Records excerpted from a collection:

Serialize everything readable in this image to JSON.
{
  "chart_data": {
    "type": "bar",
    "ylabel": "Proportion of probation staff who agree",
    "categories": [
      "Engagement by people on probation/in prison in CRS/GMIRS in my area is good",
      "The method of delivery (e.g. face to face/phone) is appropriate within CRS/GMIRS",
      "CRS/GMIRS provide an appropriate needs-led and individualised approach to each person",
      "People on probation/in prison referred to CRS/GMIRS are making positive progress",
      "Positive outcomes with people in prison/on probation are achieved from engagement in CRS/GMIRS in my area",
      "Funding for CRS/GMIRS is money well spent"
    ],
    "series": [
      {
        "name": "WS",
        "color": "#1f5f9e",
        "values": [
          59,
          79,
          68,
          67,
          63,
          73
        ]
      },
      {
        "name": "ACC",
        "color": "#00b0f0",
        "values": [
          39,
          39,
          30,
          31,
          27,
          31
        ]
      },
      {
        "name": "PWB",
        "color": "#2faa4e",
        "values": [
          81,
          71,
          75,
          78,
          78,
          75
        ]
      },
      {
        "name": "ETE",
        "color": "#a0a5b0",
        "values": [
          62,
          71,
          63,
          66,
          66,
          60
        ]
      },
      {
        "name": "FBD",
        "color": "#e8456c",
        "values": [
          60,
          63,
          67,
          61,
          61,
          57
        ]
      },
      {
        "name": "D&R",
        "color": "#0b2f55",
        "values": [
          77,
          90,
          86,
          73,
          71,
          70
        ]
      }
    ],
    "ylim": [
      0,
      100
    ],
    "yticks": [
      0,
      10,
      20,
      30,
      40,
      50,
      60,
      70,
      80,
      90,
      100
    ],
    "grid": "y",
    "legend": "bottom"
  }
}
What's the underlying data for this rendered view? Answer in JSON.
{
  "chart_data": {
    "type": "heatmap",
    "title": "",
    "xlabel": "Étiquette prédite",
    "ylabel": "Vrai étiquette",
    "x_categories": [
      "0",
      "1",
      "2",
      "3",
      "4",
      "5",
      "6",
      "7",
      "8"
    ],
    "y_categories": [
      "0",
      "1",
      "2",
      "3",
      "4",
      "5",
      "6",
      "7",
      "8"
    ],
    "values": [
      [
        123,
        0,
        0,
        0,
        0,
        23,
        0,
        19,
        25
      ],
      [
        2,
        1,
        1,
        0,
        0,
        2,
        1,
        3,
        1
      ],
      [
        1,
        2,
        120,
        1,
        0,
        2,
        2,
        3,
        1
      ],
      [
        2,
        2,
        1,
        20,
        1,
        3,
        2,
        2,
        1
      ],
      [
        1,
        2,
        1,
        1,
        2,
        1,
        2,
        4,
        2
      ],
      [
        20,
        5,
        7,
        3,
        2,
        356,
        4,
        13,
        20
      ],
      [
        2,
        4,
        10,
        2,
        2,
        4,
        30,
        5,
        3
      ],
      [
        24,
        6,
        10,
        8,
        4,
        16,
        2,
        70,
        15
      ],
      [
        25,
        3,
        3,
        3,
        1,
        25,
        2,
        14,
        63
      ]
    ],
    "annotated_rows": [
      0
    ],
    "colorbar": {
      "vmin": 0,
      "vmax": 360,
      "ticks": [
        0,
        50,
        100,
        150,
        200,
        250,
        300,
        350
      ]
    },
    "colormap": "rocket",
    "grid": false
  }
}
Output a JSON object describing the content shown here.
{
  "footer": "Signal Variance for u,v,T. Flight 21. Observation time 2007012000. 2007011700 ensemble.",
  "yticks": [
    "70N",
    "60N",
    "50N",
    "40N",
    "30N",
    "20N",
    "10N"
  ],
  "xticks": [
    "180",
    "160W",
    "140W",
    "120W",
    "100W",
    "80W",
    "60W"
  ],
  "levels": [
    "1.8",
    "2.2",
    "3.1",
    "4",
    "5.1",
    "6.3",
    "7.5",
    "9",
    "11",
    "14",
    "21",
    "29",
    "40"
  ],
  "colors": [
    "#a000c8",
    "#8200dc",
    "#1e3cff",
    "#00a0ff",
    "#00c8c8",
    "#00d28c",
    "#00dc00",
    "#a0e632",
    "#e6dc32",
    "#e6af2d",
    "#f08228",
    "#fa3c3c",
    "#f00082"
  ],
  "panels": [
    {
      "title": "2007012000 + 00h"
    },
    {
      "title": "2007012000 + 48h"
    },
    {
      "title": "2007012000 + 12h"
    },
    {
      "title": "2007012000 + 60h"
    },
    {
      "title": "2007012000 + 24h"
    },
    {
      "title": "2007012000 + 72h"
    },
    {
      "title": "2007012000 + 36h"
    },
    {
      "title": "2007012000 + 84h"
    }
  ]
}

> _GIVEN TASK_
Extract the data exactly as given.

> _EXERCISE SOLUTION_
Serialize everything readable in this image to JSON.
{
  "chart_data": {
    "type": "bar",
    "ylabel": "Proportion of probation staff who agree",
    "categories": [
      "Engagement by people on probation/in prison in CRS/GMIRS in my area is good",
      "The method of delivery (e.g. face to face/phone) is appropriate within CRS/GMIRS",
      "CRS/GMIRS provide an appropriate needs-led and individualised approach to each person",
      "People on probation/in prison referred to CRS/GMIRS are making positive progress",
      "Positive outcomes with people in prison/on probation are achieved from engagement in CRS/GMIRS in my area",
      "Funding for CRS/GMIRS is money well spent"
    ],
    "series": [
      {
        "name": "WS",
        "color": "#1f5f9e",
        "values": [
          59,
          79,
          68,
          67,
          63,
          73
        ]
      },
      {
        "name": "ACC",
        "color": "#00b0f0",
        "values": [
          39,
          39,
          30,
          31,
          27,
          31
        ]
      },
      {
        "name": "PWB",
        "color": "#2faa4e",
        "values": [
          81,
          71,
          75,
          78,
          78,
          75
        ]
      },
      {
        "name": "ETE",
        "color": "#a0a5b0",
        "values": [
          62,
          71,
          63,
          66,
          66,
          60
        ]
      },
      {
        "name": "FBD",
        "color": "#e8456c",
        "values": [
          60,
          63,
          67,
          61,
          61,
          57
        ]
      },
      {
        "name": "D&R",
        "color": "#0b2f55",
        "values": [
          77,
          90,
          86,
          73,
          71,
          70
        ]
      }
    ],
    "ylim": [
      0,
      100
    ],
    "yticks": [
      0,
      10,
      20,
      30,
      40,
      50,
      60,
      70,
      80,
      90,
      100
    ],
    "grid": "y",
    "legend": "bottom"
  }
}
What's the underlying data for this rendered view? Answer in JSON.
{
  "chart_data": {
    "type": "heatmap",
    "title": "",
    "xlabel": "Étiquette prédite",
    "ylabel": "Vrai étiquette",
    "x_categories": [
      "0",
      "1",
      "2",
      "3",
      "4",
      "5",
      "6",
      "7",
      "8"
    ],
    "y_categories": [
      "0",
      "1",
      "2",
      "3",
      "4",
      "5",
      "6",
      "7",
      "8"
    ],
    "values": [
      [
        123,
        0,
        0,
        0,
        0,
        23,
        0,
        19,
        25
      ],
      [
        2,
        1,
        1,
        0,
        0,
        2,
        1,
        3,
        1
      ],
      [
        1,
        2,
        120,
        1,
        0,
        2,
        2,
        3,
        1
      ],
      [
        2,
        2,
        1,
        20,
        1,
        3,
        2,
        2,
        1
      ],
      [
        1,
        2,
        1,
        1,
        2,
        1,
        2,
        4,
        2
      ],
      [
        20,
        5,
        7,
        3,
        2,
        356,
        4,
        13,
        20
      ],
      [
        2,
        4,
        10,
        2,
        2,
        4,
        30,
        5,
        3
      ],
      [
        24,
        6,
        10,
        8,
        4,
        16,
        2,
        70,
        15
      ],
      [
        25,
        3,
        3,
        3,
        1,
        25,
        2,
        14,
        63
      ]
    ],
    "annotated_rows": [
      0
    ],
    "colorbar": {
      "vmin": 0,
      "vmax": 360,
      "ticks": [
        0,
        50,
        100,
        150,
        200,
        250,
        300,
        350
      ]
    },
    "colormap": "rocket",
    "grid": false
  }
}
Output a JSON object describing the content shown here.
{
  "footer": "Signal Variance for u,v,T. Flight 21. Observation time 2007012000. 2007011700 ensemble.",
  "yticks": [
    "70N",
    "60N",
    "50N",
    "40N",
    "30N",
    "20N",
    "10N"
  ],
  "xticks": [
    "180",
    "160W",
    "140W",
    "120W",
    "100W",
    "80W",
    "60W"
  ],
  "levels": [
    "1.8",
    "2.2",
    "3.1",
    "4",
    "5.1",
    "6.3",
    "7.5",
    "9",
    "11",
    "14",
    "21",
    "29",
    "40"
  ],
  "colors": [
    "#a000c8",
    "#8200dc",
    "#1e3cff",
    "#00a0ff",
    "#00c8c8",
    "#00d28c",
    "#00dc00",
    "#a0e632",
    "#e6dc32",
    "#e6af2d",
    "#f08228",
    "#fa3c3c",
    "#f00082"
  ],
  "panels": [
    {
      "title": "2007012000 + 00h"
    },
    {
      "title": "2007012000 + 48h"
    },
    {
      "title": "2007012000 + 12h"
    },
    {
      "title": "2007012000 + 60h"
    },
    {
      "title": "2007012000 + 24h"
    },
    {
      "title": "2007012000 + 72h"
    },
    {
      "title": "2007012000 + 36h"
    },
    {
      "title": "2007012000 + 84h"
    }
  ]
}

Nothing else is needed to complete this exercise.